Di giovani si parla tanto, soprattutto in campagna elettorale, ma l’Italia fino a poco tempo fa era l’unico Paese europeo a non averne una rappresentanza istituzionale. Ne abbiamo parlato con la presidente del Consiglio Nazionale Giovani, Maria Cristina Pisani, già portavoce politico del Partito Socialista Italiano e vice presidente dell’AFEM, l’Associazione delle donne dell’Europa del mediterraneo.
Anche il nostro Paese finalmente ha un ente pubblico per le istanze giovanili. Quando è nato e quali sono le sue finalità?
Il Consiglio nasce con la Legge di bilancio del 2018 come prosieguo del Forum nazionale dei giovani. La differenza può sembrare sottile, in realtà è sostanziale, perché il Consiglio ha una vera funzione consultiva presso la Presidenza del Consiglio dei ministri. Esprimiamo pareri e formuliamo proposte sulle politiche giovanili da mettere in campo, con il vantaggio di farlo non soltanto per mezzo della rilevazione di dati e studi tecnici, ma anche attraverso la raccolta delle istanze del mondo giovanile. Il Consiglio ha anche il compito di elaborare studi sulla condizione giovanile e di favorire la costituzione a livello locale di organi di consultazione. In pratica si tratta di una piattaforma che riunisce tutte le associazioni giovanili nazionali. Parliamo di una platea di circa 4 milioni e mezzo di giovani.
Un buon traguardo, ma, come dicevamo, ci arriviamo un po’ in ritardo…
Effettivamente l’Italia era uno degli ultimi stati membri Ue, eccetto la Bulgaria e qualche altro Paese dell’Est, a non avere un Consiglio nazionale dei giovani, organismo previsto a livello nazionale in tutti i Paesi dell’Unione, all’interno della quale hanno una precisa funzione. La Commissione Europea porta avanti un processo che si chiama “dialogo della UE con i giovani”, che serve a raccogliere le istanze da inserire nelle programmazioni settennali della Commissione in tema di politiche giovanili europee.
Un ruolo di tutto rispetto, che il nostro Consiglio è già in grado di svolgere?
Nell’ultimo processo Ue, dedicato alla transizione ecologica, l’Italia ha dimostrato di essere tra le più proattive. Quello che sicuramente ancora manca è una Legge Quadro che rafforzi soprattutto la funzione consultiva, ma ci stiamo lavorando con il Ministro per lo Sport e per le Politiche giovanili, Andrea Abodi, che si è dimostrato molto sensibile alla questione. Pensiamo che possa essere già discussa entro il 2024.
Quindi l’ente fa capo al Ministro Abodi?
Sì, come in tutti i Paesi Europei il Consiglio lavora con l’autorità politica delegata e, nel nostro caso, trattandosi di un Ministero senza portafoglio, anche con il Dipartimento per le politiche giovanili e il servizio civile universale della Presidenza del Consiglio dei ministri.
Come avviene esattamente questo incrocio tra istituzioni e giovani?

> [Compito indicato A]
Ripeti senza modifiche il brano dell'intervista sul Consiglio Nazionale Giovani che si apre con le parole contenenti "Di giovani si" e si chiude con "dell’Europa del mediterraneo.".
> [Compito indicato B]
Secondo l'intervista sul Consiglio Nazionale Giovani, con quale provvedimento è nato il Consiglio?

> [Voci fornite]

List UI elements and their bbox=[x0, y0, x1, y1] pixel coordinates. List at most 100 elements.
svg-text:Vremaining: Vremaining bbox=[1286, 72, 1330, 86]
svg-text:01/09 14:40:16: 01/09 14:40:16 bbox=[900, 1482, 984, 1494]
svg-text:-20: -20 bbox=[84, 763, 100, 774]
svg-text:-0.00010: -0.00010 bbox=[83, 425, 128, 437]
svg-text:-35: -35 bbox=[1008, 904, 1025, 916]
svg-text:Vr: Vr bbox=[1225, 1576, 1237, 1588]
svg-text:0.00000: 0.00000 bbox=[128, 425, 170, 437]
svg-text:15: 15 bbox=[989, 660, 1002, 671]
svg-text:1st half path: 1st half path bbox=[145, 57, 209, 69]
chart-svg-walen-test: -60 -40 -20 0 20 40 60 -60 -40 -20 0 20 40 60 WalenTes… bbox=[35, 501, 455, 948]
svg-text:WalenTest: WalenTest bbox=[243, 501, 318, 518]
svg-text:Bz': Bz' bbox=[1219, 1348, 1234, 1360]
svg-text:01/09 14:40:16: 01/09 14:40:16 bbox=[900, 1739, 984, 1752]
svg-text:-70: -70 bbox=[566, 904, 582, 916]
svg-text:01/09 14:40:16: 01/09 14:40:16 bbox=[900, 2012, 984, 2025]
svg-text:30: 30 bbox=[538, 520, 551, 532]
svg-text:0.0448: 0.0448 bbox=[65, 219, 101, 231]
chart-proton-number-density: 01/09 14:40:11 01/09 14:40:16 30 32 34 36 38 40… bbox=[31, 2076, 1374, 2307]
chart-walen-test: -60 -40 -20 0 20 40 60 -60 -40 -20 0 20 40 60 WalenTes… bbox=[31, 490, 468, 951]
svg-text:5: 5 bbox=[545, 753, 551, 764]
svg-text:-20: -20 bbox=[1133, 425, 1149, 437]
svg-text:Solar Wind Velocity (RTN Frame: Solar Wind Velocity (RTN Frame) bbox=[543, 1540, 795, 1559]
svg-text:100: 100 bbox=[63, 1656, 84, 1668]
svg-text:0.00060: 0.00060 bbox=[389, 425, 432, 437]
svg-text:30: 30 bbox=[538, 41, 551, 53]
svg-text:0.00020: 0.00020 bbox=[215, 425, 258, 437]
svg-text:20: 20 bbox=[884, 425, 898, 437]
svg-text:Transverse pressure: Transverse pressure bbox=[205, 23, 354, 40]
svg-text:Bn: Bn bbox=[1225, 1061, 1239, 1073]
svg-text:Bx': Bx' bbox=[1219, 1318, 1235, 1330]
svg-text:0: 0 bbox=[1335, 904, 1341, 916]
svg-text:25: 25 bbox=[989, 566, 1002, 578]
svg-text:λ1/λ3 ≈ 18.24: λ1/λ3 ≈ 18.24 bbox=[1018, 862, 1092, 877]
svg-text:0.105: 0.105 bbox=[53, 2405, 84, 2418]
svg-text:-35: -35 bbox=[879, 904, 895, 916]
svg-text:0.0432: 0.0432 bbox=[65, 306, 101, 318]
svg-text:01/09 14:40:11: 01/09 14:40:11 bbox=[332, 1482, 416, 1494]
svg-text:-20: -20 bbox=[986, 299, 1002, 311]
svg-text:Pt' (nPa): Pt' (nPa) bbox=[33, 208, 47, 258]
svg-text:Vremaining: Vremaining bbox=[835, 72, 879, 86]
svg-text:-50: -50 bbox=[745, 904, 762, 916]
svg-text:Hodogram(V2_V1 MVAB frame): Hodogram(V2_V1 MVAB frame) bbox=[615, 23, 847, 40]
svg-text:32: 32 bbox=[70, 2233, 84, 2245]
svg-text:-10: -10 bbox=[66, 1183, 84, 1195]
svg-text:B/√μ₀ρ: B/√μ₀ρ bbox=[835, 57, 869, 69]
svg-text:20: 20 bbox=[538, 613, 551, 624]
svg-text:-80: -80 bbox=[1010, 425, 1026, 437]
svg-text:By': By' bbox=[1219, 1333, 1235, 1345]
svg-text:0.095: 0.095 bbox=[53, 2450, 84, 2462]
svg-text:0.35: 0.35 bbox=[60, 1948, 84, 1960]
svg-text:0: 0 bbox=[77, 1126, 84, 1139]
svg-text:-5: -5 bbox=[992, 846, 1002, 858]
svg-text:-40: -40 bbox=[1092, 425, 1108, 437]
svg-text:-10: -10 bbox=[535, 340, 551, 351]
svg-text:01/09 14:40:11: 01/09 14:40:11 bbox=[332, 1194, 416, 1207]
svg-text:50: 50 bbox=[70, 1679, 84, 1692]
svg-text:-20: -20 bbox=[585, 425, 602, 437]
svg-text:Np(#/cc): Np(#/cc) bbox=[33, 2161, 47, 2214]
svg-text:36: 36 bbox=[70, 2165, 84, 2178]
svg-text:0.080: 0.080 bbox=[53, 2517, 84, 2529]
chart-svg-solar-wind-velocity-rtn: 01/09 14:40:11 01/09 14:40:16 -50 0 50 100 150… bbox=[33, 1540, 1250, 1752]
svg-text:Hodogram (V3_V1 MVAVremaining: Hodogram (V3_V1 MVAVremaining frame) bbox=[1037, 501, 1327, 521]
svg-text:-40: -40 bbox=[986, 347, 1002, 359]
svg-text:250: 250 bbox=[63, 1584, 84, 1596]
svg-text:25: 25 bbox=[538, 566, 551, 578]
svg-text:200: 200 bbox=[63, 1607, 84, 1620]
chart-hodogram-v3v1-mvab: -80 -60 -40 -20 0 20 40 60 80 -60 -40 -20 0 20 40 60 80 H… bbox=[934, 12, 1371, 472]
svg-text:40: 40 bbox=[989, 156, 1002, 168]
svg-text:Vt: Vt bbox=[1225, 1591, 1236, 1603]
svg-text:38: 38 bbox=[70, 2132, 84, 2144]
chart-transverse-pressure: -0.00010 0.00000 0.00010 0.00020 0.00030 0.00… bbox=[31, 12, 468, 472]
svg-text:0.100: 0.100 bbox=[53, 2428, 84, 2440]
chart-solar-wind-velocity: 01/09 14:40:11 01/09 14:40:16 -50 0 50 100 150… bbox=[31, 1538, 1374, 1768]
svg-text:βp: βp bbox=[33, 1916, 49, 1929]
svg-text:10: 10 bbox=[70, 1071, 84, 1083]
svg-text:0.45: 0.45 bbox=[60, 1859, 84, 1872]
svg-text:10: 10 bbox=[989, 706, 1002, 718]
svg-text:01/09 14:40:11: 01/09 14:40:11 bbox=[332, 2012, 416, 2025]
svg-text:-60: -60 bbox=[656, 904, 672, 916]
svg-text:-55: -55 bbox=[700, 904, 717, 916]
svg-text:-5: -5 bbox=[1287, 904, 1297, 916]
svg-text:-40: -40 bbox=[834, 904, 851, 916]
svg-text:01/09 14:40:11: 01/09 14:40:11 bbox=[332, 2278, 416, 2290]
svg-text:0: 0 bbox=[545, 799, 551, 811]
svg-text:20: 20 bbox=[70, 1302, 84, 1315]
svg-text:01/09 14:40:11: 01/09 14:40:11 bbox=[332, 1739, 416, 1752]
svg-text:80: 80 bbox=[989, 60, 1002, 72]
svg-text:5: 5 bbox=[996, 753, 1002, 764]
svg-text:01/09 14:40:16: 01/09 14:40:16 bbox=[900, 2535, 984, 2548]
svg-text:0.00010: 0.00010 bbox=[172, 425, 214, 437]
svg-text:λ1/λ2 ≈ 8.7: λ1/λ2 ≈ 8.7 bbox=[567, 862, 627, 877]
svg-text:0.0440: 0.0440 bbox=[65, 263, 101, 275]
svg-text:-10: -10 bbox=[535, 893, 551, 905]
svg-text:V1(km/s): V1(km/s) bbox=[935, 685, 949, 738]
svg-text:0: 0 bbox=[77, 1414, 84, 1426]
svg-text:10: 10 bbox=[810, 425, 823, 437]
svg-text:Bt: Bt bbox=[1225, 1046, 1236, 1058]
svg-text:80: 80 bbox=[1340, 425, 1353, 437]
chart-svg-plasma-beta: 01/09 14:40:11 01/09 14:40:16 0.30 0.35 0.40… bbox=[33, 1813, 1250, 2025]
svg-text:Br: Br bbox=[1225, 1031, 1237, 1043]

> [Risultato atteso A]
Di giovani si parla tanto, soprattutto in campagna elettorale, ma l’Italia fino a poco tempo fa era l’unico Paese europeo a non averne una rappresentanza istituzionale. Ne abbiamo parlato con la presidente del Consiglio Nazionale Giovani, Maria Cristina Pisani, già portavoce politico del Partito Socialista Italiano e vice presidente dell’AFEM, l’Associazione delle donne dell’Europa del mediterraneo.

> [Risultato atteso B]
Con la Legge di bilancio del 2018.